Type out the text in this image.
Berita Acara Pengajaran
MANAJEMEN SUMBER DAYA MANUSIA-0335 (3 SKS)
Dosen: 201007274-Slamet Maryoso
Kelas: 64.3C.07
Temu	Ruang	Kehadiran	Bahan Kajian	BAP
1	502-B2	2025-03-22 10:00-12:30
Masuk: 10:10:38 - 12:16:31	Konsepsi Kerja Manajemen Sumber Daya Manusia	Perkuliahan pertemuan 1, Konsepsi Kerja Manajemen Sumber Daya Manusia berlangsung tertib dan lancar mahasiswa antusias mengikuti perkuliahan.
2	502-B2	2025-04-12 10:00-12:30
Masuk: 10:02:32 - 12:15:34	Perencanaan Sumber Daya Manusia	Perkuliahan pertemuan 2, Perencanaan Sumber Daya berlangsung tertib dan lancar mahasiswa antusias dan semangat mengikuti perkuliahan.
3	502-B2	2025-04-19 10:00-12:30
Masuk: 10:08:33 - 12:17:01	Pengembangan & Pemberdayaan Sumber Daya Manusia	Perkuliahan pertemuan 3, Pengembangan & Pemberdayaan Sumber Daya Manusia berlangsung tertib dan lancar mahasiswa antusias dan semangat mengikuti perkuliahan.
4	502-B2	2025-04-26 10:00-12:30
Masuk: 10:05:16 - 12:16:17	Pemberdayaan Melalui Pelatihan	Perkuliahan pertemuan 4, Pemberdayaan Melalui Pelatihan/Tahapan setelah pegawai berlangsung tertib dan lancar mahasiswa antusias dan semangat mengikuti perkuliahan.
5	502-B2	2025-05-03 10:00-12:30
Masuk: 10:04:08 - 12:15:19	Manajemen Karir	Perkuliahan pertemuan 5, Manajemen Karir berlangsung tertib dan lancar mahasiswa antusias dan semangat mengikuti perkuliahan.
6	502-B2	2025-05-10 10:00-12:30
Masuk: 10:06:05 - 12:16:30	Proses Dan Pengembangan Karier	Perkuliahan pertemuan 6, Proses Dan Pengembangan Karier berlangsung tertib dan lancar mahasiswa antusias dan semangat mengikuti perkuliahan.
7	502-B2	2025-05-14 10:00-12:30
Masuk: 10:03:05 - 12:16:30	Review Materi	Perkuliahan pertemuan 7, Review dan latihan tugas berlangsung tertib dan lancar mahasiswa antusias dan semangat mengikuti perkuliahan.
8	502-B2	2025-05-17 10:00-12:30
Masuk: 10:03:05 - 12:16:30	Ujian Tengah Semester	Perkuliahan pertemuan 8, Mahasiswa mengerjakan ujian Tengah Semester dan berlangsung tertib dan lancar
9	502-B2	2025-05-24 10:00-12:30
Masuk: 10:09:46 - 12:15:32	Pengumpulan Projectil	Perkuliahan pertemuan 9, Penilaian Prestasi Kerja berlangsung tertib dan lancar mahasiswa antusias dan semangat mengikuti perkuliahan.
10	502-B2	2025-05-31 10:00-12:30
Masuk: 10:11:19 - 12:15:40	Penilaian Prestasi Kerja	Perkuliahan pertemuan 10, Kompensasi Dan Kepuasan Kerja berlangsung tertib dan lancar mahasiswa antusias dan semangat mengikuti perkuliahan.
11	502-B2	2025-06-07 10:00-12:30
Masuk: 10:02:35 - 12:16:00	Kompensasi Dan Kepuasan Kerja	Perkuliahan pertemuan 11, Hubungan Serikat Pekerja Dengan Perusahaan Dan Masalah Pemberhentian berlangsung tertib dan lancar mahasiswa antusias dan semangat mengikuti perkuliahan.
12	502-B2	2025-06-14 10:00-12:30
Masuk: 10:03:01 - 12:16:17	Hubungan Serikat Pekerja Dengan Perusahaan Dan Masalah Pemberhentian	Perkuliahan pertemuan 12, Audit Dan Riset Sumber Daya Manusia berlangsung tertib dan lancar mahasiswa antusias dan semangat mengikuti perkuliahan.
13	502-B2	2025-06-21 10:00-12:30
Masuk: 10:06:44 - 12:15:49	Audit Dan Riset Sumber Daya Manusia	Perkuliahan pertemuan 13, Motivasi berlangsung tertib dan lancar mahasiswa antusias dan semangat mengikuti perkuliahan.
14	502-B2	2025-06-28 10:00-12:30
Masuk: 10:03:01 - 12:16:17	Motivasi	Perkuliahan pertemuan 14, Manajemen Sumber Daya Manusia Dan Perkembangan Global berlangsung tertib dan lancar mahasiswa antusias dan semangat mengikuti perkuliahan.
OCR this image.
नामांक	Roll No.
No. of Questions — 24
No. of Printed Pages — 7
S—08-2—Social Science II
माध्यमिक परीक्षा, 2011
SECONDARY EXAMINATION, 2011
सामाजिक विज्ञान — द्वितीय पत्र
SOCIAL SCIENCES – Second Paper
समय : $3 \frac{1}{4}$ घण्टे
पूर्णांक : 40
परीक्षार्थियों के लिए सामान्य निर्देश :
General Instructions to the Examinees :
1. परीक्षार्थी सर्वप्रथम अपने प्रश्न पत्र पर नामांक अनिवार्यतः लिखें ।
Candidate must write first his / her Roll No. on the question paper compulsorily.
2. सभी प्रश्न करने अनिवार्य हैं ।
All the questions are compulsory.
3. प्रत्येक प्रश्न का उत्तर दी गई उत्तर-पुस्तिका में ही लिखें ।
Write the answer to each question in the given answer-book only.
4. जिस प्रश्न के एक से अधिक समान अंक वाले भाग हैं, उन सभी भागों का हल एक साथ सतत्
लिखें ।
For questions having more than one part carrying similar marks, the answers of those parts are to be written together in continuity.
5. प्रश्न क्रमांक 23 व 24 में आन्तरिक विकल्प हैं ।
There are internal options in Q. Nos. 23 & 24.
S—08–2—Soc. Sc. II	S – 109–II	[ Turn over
▬▬▬▬▬▬
Return the lines beginning at the one that contains "OCR this image." and continuing through the last line of the data, exactly as they stand and without any others.

Completed exercise:
OCR this image.
नामांक	Roll No.
No. of Questions — 24
No. of Printed Pages — 7
S—08-2—Social Science II
माध्यमिक परीक्षा, 2011
SECONDARY EXAMINATION, 2011
सामाजिक विज्ञान — द्वितीय पत्र
SOCIAL SCIENCES – Second Paper
समय : $3 \frac{1}{4}$ घण्टे
पूर्णांक : 40
परीक्षार्थियों के लिए सामान्य निर्देश :
General Instructions to the Examinees :
1. परीक्षार्थी सर्वप्रथम अपने प्रश्न पत्र पर नामांक अनिवार्यतः लिखें ।
Candidate must write first his / her Roll No. on the question paper compulsorily.
2. सभी प्रश्न करने अनिवार्य हैं ।
All the questions are compulsory.
3. प्रत्येक प्रश्न का उत्तर दी गई उत्तर-पुस्तिका में ही लिखें ।
Write the answer to each question in the given answer-book only.
4. जिस प्रश्न के एक से अधिक समान अंक वाले भाग हैं, उन सभी भागों का हल एक साथ सतत्
लिखें ।
For questions having more than one part carrying similar marks, the answers of those parts are to be written together in continuity.
5. प्रश्न क्रमांक 23 व 24 में आन्तरिक विकल्प हैं ।
There are internal options in Q. Nos. 23 & 24.
S—08–2—Soc. Sc. II	S – 109–II	[ Turn over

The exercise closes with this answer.